◆ Records for the task ◆
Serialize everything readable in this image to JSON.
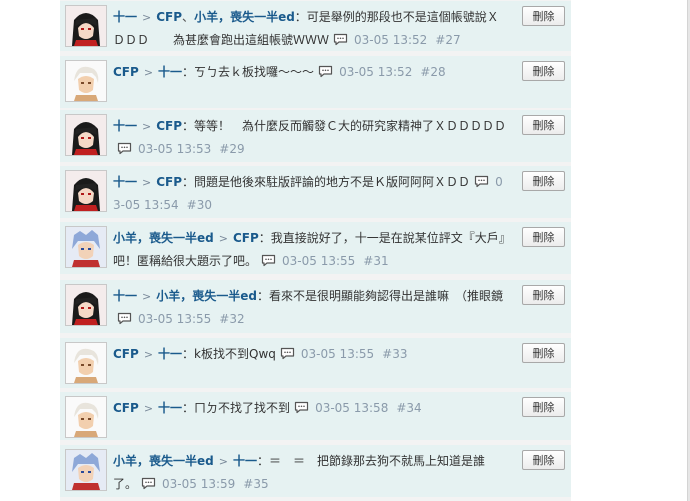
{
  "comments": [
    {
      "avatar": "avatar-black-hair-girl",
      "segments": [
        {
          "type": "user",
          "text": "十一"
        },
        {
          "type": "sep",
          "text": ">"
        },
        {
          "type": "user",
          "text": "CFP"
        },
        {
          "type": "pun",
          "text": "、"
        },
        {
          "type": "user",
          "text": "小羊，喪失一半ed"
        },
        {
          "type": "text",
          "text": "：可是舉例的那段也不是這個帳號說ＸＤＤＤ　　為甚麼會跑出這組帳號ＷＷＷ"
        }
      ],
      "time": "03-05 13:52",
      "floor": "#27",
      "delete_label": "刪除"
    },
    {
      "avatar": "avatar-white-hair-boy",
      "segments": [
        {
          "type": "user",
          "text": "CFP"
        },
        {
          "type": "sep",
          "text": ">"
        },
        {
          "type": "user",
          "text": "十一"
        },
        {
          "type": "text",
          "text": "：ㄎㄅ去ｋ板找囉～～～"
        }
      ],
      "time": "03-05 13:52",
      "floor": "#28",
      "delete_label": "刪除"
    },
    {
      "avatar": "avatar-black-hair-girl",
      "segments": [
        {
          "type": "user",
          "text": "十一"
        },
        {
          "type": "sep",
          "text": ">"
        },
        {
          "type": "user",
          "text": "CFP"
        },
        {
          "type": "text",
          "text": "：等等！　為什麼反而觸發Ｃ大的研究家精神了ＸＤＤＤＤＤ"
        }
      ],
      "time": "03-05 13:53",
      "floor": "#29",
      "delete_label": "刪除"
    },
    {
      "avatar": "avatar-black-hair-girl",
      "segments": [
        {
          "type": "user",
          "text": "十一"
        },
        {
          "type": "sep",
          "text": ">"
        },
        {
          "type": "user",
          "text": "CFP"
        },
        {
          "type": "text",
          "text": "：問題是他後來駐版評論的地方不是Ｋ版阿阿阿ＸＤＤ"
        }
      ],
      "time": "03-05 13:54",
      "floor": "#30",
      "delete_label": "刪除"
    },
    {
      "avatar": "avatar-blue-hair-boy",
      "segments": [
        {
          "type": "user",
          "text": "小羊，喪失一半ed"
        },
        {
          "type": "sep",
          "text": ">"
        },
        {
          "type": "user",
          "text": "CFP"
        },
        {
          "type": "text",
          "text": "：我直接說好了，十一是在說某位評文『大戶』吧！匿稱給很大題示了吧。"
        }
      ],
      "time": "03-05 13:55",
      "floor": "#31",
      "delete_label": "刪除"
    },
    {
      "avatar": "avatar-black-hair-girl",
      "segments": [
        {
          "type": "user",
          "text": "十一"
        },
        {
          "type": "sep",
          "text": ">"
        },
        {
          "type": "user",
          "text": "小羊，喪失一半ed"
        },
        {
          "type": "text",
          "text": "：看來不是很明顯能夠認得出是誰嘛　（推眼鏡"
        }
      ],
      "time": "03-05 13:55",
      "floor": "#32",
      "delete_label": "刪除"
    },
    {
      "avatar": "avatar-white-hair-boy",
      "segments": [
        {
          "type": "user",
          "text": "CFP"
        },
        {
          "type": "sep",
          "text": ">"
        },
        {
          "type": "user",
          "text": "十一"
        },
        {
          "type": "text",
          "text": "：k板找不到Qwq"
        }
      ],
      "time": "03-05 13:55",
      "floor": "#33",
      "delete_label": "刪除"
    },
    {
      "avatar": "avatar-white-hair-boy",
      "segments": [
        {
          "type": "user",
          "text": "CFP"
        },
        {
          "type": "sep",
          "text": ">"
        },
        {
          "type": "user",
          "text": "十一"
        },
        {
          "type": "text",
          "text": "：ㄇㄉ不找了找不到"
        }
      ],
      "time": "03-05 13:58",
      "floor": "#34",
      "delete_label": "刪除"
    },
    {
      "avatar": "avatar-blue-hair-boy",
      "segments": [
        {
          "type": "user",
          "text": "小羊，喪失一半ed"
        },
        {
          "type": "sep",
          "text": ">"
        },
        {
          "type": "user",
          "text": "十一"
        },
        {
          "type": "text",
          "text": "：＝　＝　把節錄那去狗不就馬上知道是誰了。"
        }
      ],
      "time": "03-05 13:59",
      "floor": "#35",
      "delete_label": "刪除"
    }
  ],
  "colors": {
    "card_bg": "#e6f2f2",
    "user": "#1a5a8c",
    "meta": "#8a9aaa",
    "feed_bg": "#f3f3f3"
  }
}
--
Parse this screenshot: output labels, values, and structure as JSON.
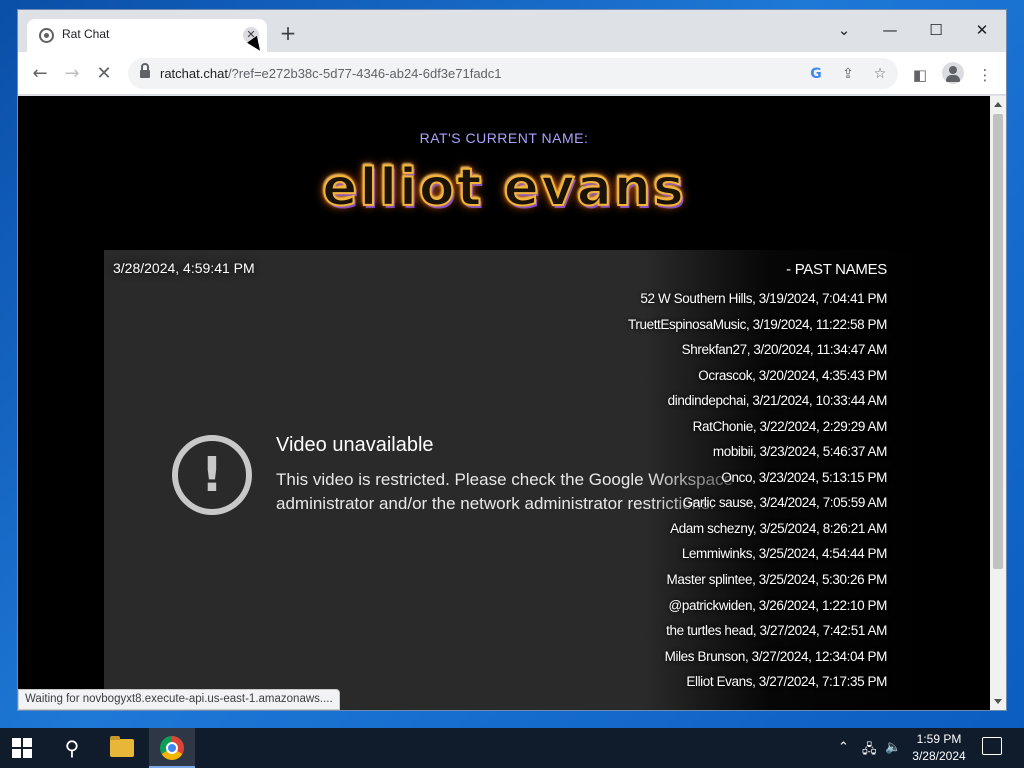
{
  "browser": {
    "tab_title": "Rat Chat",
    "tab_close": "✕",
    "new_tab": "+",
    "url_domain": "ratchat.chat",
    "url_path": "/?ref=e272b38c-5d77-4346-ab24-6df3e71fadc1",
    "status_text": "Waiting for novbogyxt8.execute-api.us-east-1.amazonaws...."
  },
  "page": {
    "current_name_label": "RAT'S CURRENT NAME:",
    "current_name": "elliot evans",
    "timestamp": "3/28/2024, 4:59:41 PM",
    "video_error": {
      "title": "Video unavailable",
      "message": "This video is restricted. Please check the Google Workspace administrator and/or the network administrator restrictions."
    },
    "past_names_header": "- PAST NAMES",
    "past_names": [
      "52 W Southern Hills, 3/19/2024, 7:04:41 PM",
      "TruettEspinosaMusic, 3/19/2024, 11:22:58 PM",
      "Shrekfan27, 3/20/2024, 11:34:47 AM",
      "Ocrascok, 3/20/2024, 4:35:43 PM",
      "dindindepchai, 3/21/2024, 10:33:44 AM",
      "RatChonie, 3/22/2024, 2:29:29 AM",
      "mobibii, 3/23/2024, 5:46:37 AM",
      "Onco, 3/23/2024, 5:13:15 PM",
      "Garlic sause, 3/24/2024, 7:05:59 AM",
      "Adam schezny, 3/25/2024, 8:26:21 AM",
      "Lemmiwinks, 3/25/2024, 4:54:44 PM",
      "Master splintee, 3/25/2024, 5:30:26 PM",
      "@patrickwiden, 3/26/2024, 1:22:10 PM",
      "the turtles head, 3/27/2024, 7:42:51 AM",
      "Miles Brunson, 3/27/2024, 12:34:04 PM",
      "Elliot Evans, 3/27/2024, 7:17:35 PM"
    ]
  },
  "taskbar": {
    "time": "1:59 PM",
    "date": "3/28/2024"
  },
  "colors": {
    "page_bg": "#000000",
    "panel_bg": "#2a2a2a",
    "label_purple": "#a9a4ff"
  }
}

◆ Job ◆
Only a number is wanted: how many lines above include "floor"?

◆ The answer ◆
9